• [To do]
Copy out, from the entries below, each line holding the string "JSON".

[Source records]
****

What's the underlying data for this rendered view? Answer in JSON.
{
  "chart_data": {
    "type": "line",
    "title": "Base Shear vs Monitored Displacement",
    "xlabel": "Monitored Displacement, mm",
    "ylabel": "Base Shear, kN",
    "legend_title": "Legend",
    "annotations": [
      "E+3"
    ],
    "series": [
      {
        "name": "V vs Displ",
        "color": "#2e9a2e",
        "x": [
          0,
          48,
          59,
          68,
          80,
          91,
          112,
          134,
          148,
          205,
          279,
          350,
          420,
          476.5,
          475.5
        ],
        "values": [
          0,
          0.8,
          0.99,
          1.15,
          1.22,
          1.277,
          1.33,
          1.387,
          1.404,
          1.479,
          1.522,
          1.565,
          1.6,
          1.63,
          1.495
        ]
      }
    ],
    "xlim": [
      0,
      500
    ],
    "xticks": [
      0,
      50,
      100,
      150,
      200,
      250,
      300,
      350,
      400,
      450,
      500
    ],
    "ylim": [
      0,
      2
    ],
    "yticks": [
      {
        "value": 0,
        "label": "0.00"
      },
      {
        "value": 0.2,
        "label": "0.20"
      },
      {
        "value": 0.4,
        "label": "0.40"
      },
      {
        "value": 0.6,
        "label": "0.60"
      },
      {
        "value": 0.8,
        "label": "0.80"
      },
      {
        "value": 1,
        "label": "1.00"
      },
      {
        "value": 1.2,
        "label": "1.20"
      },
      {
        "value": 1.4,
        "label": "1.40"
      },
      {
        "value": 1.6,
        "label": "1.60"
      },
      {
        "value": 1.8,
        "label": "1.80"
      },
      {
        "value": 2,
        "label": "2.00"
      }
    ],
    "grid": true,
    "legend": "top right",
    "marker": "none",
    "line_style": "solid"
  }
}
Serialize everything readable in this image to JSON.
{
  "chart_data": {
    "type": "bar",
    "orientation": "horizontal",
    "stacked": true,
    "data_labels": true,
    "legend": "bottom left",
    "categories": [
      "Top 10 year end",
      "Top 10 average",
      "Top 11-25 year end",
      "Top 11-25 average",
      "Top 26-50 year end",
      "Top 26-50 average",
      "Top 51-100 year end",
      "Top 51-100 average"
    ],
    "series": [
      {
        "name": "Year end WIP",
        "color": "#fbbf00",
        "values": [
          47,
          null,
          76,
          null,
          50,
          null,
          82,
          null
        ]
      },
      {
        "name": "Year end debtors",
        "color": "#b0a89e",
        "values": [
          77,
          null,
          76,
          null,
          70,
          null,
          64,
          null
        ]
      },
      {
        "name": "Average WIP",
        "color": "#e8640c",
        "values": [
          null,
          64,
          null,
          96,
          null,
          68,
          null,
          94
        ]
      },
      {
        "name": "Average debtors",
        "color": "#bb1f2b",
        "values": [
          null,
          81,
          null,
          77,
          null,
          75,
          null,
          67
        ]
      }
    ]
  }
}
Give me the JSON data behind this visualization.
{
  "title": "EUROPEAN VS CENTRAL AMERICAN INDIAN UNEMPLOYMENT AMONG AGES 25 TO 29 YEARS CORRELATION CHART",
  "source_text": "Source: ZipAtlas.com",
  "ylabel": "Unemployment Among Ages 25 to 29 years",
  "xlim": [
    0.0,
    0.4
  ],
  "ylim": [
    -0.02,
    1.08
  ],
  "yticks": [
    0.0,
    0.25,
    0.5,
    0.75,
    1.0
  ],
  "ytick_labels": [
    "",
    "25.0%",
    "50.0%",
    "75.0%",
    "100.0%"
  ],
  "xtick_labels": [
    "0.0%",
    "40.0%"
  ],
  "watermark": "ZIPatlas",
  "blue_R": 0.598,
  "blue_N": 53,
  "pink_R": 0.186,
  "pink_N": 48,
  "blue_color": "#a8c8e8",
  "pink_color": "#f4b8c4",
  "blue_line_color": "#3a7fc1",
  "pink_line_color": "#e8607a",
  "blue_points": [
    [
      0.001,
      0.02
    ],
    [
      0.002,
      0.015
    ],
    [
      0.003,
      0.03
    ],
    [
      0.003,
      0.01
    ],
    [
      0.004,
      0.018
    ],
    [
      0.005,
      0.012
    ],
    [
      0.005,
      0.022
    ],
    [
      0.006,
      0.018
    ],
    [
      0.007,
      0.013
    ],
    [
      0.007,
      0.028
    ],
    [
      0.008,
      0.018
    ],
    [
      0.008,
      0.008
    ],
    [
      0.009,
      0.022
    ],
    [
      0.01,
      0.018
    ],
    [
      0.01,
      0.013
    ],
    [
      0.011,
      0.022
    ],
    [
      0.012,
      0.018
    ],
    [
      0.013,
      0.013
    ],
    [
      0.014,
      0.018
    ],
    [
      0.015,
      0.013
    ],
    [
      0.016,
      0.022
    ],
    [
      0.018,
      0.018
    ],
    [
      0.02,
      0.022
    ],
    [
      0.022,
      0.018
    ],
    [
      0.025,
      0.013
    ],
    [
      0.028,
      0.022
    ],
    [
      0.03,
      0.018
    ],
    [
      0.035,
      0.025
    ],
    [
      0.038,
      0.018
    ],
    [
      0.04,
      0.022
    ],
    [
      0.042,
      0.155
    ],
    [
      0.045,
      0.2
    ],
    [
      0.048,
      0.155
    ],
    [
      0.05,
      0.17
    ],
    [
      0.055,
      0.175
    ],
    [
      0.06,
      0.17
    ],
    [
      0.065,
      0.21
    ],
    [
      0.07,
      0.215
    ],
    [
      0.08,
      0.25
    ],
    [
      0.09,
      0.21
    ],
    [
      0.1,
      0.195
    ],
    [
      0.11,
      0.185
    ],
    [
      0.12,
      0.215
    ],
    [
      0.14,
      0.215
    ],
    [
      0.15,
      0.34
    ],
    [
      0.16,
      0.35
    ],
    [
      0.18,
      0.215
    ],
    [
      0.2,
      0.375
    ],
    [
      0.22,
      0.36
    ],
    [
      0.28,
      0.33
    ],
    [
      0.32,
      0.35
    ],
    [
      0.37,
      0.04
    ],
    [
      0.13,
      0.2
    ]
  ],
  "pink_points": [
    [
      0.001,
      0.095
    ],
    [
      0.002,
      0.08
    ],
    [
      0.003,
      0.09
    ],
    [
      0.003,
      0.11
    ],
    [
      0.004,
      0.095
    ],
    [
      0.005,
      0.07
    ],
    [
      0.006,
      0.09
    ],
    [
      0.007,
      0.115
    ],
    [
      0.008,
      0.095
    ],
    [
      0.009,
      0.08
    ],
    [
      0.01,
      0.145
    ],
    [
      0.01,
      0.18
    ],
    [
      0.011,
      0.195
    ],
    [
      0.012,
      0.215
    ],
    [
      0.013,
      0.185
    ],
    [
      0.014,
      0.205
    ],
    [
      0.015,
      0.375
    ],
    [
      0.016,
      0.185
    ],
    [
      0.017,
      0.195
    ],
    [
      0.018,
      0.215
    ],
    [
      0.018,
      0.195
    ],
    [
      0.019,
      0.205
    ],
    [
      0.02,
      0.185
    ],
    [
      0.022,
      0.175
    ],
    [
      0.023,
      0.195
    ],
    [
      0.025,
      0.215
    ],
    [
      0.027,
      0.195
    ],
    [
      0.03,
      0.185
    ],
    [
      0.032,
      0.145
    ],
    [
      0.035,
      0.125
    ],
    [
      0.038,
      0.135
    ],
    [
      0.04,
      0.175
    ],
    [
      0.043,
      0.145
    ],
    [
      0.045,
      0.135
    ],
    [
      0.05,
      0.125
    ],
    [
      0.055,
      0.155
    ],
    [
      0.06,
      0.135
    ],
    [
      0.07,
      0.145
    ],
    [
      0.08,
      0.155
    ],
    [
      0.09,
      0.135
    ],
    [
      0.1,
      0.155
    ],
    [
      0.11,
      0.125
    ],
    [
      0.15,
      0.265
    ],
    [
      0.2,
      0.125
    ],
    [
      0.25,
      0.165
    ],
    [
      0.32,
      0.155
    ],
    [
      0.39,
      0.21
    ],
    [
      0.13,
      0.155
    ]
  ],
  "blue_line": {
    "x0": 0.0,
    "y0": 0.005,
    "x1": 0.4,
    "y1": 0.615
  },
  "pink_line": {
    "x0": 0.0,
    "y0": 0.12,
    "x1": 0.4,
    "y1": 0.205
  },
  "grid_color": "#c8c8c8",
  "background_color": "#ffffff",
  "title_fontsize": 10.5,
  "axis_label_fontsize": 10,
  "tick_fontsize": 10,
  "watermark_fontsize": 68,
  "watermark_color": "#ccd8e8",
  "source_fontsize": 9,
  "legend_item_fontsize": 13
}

****

• [Task output]
What's the underlying data for this rendered view? Answer in JSON.
Serialize everything readable in this image to JSON.
Give me the JSON data behind this visualization.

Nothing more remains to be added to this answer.